:: What you should do ::
From the listing below, tally the lines that include "JSON". Return only the total.

───── Task material

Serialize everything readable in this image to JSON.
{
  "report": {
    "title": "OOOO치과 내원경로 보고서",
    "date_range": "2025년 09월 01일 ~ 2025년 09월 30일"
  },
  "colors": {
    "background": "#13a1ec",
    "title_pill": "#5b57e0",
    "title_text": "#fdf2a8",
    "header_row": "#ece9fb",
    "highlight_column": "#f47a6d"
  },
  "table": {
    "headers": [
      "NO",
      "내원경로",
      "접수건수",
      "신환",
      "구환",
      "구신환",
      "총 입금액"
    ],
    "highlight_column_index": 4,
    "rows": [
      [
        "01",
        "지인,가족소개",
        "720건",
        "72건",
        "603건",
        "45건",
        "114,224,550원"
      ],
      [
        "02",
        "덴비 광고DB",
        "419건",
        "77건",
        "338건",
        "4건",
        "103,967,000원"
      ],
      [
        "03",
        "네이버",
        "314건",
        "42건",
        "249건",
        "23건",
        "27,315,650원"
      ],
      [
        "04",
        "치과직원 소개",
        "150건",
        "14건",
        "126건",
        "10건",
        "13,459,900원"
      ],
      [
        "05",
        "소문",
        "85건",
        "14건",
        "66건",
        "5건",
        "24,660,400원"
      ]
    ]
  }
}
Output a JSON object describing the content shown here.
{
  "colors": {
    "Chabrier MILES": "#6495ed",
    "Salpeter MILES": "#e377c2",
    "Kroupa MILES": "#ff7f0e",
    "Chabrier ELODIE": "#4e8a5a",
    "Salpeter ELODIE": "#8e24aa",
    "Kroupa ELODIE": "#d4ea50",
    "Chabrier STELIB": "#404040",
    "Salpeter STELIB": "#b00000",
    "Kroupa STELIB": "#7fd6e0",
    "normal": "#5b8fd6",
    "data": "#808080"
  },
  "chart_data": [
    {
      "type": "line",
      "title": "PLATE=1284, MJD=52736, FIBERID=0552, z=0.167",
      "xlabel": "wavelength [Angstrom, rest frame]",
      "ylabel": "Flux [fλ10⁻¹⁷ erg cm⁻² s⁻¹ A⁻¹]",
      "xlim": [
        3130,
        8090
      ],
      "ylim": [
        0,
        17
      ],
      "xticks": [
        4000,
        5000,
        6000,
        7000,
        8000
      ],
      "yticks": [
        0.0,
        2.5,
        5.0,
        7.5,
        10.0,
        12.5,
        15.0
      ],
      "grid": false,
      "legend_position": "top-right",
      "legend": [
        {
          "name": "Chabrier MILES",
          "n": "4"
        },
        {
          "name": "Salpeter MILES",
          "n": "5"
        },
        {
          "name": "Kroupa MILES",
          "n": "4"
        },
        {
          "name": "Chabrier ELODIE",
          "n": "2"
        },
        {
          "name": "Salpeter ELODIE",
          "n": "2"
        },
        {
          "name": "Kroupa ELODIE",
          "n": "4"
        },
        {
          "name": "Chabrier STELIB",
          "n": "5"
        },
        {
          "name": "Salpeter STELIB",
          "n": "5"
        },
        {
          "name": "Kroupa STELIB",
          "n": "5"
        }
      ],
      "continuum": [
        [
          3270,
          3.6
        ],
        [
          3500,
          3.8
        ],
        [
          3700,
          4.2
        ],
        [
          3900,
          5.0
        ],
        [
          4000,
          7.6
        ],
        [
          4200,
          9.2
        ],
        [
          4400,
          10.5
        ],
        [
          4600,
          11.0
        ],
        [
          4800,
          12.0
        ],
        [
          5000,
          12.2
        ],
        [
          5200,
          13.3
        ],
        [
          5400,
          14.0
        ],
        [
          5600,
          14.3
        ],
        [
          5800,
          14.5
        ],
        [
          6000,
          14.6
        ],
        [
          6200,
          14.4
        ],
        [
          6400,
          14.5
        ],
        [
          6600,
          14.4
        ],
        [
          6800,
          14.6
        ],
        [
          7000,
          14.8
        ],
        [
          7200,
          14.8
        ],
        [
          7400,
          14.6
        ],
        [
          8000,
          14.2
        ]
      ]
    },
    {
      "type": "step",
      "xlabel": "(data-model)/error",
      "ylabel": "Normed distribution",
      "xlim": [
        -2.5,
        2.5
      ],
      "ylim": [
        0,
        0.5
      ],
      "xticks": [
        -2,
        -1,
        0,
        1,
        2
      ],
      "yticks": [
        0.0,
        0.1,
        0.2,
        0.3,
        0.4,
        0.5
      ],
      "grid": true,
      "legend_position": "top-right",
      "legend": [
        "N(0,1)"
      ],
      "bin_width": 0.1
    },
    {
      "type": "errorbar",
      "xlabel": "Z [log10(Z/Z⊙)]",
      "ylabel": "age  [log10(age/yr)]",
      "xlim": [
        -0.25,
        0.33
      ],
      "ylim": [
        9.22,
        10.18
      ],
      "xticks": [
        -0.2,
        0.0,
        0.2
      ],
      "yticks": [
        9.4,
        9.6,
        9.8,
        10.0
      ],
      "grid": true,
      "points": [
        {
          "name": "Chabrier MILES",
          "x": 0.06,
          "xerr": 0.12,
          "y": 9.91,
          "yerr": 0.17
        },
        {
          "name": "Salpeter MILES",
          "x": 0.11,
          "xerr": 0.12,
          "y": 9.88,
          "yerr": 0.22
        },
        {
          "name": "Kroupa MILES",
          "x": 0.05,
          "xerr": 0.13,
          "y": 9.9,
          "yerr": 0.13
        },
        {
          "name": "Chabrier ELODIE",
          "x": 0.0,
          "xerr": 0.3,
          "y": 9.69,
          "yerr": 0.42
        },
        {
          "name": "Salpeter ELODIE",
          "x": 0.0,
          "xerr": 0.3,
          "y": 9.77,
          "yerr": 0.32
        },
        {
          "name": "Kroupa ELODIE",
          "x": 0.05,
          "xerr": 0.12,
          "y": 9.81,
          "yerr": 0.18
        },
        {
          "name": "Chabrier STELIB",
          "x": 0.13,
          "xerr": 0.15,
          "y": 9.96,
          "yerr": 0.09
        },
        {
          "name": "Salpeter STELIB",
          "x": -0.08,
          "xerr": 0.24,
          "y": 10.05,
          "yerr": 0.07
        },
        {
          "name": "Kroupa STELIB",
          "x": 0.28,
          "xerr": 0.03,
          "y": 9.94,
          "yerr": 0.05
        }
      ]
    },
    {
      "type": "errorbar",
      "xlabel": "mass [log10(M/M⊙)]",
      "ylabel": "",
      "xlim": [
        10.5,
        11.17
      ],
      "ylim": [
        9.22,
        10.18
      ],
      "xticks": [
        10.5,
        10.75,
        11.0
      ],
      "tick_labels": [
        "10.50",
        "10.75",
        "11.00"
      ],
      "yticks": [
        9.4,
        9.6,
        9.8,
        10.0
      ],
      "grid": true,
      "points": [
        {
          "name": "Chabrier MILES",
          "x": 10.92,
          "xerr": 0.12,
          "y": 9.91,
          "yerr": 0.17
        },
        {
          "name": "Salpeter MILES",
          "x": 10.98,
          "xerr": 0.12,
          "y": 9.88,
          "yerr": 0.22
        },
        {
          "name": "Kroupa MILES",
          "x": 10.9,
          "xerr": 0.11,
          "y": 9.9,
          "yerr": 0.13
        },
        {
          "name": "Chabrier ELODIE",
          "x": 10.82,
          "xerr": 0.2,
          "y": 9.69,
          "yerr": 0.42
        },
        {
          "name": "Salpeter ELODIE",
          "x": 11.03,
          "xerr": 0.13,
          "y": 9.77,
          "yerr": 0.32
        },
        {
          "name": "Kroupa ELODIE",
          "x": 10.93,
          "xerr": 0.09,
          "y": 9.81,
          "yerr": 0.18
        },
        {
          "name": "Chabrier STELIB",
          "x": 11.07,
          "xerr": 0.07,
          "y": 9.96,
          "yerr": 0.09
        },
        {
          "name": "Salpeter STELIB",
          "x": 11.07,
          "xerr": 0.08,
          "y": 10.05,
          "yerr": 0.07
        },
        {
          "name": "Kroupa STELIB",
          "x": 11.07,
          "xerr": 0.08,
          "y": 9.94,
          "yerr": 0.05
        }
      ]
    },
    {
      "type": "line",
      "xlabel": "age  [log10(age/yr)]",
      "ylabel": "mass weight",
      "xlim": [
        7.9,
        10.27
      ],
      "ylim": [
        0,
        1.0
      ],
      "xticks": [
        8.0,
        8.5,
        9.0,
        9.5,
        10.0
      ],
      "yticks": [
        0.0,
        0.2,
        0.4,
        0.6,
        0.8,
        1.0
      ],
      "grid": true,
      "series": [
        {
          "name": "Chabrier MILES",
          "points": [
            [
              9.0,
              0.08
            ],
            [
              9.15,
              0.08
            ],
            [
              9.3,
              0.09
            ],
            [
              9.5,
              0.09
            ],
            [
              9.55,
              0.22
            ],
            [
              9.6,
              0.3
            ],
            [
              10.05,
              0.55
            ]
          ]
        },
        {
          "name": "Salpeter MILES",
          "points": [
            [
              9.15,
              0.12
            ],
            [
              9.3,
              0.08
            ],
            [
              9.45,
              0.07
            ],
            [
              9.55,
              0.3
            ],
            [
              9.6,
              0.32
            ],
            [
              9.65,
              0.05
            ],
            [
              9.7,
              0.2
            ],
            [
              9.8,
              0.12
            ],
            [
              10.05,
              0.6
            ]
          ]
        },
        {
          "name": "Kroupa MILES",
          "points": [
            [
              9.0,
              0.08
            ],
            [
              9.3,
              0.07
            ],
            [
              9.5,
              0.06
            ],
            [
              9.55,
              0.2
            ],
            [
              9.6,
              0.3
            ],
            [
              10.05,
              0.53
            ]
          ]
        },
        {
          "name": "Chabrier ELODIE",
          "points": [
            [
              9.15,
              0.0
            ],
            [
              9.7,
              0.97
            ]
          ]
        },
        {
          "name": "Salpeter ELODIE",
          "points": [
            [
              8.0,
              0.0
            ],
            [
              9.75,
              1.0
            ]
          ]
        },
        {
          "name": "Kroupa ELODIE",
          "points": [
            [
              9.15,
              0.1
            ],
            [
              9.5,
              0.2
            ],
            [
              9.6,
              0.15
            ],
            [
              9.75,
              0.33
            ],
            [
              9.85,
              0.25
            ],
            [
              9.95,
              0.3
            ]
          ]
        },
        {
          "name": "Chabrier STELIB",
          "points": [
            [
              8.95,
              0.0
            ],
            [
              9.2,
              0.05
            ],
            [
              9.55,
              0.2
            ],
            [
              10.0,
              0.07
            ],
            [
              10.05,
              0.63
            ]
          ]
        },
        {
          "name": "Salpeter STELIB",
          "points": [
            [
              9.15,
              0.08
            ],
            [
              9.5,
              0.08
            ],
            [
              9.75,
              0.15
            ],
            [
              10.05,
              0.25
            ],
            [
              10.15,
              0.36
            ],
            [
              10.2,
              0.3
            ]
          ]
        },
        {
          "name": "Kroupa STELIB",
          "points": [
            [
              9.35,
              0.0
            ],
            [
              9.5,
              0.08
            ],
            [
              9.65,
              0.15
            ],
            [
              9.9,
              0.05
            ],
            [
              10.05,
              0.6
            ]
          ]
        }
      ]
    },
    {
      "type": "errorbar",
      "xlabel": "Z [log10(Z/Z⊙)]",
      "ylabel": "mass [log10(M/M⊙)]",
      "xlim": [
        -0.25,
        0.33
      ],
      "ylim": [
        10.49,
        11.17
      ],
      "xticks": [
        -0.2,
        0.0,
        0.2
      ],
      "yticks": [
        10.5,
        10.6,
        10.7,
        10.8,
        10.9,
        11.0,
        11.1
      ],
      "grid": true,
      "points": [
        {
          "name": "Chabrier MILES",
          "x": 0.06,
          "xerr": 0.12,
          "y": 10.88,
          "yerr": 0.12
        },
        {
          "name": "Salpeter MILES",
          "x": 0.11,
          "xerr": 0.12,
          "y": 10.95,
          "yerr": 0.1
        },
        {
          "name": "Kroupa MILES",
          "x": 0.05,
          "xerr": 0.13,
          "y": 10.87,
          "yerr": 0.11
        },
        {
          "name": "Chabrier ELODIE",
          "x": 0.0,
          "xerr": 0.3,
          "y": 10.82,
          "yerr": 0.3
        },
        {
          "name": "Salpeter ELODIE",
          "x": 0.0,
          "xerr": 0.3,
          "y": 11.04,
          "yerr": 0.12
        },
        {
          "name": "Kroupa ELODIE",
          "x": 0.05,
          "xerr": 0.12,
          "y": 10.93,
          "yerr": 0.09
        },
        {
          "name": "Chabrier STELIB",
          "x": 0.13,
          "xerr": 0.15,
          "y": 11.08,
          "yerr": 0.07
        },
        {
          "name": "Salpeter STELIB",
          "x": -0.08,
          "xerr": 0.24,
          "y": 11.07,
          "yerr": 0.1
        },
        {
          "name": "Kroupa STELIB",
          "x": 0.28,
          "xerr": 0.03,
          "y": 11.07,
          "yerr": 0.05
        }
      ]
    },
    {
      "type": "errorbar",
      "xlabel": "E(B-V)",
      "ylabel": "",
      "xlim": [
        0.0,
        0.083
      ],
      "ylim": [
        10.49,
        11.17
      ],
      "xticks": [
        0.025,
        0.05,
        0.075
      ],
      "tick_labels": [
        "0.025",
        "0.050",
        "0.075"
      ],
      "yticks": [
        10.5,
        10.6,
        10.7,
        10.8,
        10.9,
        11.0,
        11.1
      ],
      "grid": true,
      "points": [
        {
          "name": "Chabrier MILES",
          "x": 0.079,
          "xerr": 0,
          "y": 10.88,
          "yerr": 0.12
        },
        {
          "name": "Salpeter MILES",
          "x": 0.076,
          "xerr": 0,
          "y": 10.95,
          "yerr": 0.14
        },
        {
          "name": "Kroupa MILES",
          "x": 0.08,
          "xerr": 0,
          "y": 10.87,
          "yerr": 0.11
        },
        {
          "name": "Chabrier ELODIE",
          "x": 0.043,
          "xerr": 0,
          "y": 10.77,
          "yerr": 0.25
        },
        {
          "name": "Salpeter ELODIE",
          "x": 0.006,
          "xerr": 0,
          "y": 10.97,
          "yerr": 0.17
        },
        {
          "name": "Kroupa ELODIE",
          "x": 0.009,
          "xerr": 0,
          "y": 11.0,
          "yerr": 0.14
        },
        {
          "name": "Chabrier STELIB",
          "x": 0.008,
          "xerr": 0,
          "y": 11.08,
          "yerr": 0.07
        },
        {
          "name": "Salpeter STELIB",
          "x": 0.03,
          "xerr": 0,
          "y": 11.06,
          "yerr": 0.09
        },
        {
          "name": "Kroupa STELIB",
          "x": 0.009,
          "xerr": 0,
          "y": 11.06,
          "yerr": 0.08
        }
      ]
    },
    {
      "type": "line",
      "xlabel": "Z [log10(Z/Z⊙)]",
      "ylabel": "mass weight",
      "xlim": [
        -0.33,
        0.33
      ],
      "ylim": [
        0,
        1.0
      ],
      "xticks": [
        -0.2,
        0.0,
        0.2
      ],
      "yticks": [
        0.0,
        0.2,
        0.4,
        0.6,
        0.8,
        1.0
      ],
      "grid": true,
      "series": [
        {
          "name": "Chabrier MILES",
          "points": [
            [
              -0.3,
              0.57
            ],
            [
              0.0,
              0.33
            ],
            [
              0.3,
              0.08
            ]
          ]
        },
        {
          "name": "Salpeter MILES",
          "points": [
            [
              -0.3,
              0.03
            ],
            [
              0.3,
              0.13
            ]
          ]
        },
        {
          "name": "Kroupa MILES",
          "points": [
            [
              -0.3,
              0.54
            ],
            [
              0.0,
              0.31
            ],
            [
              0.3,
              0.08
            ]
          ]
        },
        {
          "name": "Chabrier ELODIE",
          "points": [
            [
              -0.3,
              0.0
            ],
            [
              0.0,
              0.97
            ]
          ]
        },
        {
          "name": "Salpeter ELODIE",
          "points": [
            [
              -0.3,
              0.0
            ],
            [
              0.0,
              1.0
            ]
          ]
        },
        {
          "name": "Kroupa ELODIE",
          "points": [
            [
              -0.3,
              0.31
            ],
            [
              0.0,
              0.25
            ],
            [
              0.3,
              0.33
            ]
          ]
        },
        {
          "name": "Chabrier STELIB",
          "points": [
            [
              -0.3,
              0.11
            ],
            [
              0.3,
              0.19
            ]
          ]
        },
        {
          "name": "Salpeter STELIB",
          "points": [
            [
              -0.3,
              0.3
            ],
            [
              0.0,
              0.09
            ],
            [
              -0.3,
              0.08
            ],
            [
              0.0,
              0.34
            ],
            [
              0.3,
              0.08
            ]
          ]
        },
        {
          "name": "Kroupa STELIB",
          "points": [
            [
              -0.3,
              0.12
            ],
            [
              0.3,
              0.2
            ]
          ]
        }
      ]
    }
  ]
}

──────────

:: Correct output ::
2